- [To do] Every line that contains "this" counts once; give the total number of such lines, with no other words.

- [The input]

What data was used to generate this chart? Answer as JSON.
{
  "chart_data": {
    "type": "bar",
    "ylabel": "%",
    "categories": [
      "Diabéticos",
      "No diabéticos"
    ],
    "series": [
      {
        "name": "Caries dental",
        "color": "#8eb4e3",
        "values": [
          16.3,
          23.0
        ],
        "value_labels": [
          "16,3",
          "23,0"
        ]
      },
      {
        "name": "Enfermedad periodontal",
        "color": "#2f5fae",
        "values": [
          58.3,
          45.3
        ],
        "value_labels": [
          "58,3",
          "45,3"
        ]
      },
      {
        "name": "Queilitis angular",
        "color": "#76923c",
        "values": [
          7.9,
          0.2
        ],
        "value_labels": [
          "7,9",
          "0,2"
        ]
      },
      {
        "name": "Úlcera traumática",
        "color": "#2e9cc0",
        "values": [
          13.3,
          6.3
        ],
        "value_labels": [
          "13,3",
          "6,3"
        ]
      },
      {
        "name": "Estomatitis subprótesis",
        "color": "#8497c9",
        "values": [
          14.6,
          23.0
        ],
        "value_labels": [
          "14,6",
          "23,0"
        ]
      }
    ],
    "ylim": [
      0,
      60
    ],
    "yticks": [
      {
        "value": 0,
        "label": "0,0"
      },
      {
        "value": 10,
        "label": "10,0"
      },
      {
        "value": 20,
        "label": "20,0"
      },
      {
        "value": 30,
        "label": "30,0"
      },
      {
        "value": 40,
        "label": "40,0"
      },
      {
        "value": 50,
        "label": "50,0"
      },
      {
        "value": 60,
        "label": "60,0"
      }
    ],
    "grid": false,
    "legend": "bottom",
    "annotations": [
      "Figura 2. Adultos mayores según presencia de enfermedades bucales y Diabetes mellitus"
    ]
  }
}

...

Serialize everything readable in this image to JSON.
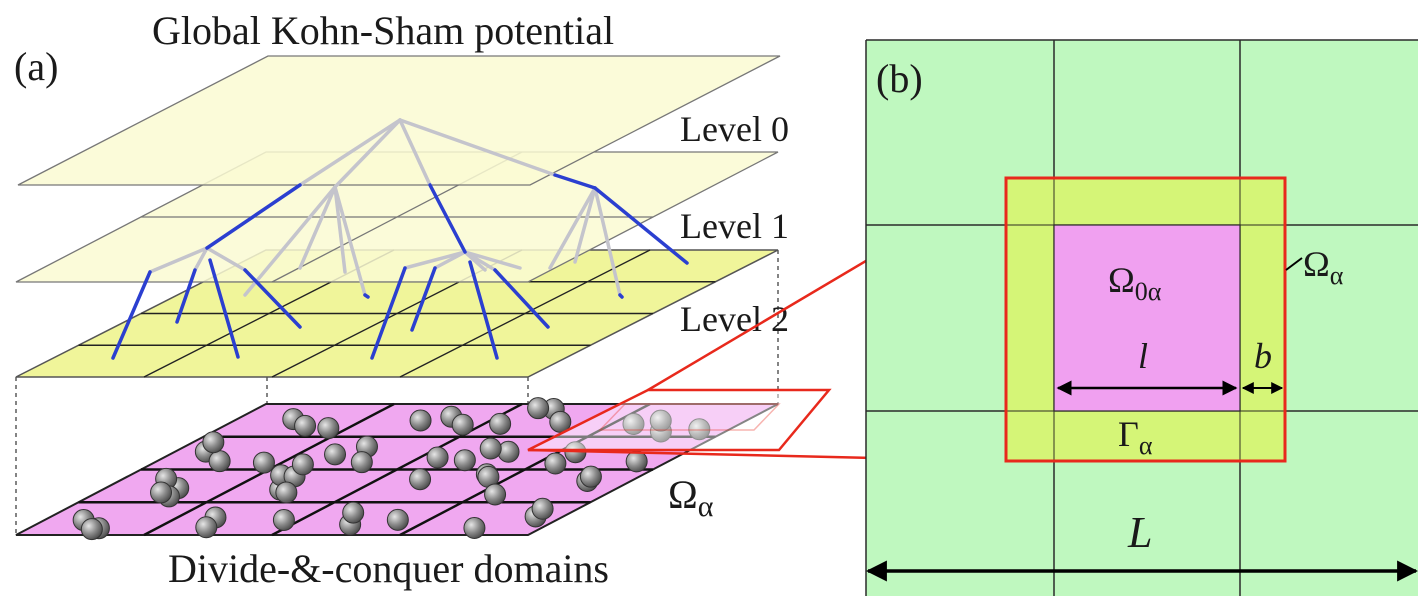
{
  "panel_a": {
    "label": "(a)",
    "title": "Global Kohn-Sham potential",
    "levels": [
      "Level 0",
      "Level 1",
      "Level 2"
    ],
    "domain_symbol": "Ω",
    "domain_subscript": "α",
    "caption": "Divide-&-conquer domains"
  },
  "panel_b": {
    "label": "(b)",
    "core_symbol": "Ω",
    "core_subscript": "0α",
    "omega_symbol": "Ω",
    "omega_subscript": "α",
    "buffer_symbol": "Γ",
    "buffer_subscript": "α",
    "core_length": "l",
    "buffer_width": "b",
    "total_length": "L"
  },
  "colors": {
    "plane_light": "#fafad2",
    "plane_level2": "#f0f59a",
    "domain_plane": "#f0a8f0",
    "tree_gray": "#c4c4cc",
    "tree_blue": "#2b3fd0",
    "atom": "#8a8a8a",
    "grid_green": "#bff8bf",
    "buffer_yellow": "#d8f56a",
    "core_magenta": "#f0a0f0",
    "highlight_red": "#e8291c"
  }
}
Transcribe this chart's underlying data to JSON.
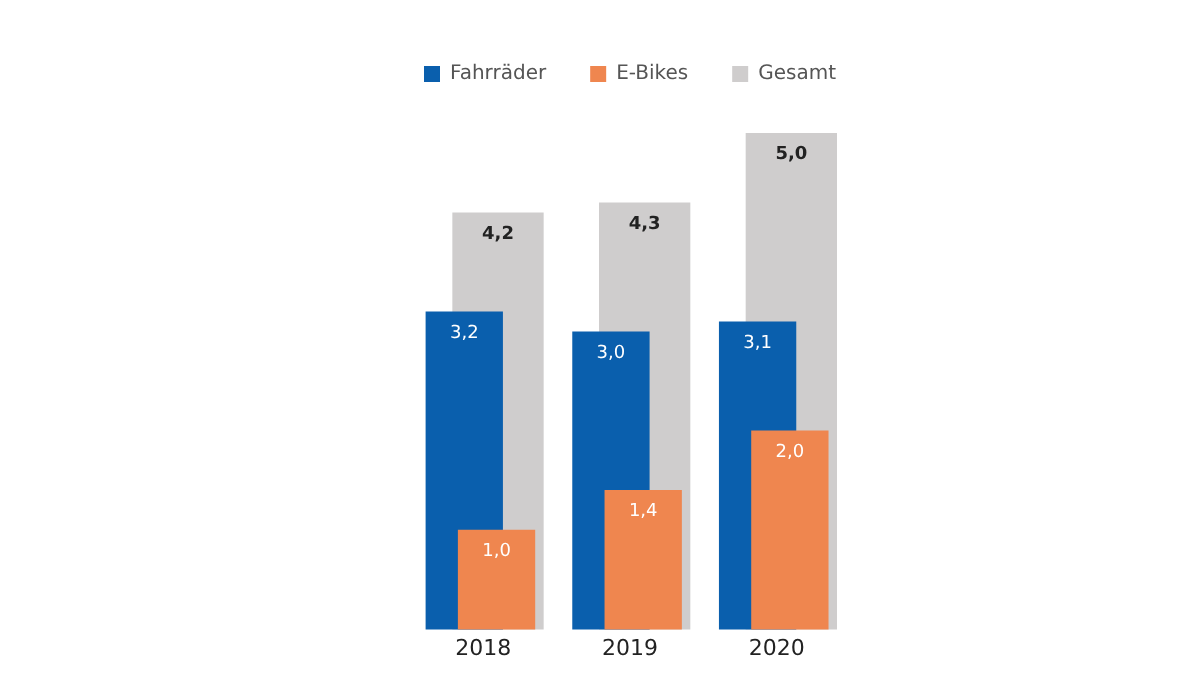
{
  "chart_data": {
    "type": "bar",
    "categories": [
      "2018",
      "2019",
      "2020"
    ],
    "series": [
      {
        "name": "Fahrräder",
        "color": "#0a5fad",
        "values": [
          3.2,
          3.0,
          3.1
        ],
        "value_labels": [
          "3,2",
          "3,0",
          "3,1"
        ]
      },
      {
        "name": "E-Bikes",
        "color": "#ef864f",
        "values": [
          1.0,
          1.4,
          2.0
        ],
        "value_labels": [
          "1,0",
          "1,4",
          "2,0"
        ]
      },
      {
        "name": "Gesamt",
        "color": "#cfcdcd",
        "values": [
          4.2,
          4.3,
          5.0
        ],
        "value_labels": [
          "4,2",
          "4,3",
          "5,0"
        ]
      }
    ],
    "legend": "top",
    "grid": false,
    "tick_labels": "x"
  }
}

- [Finished task] 3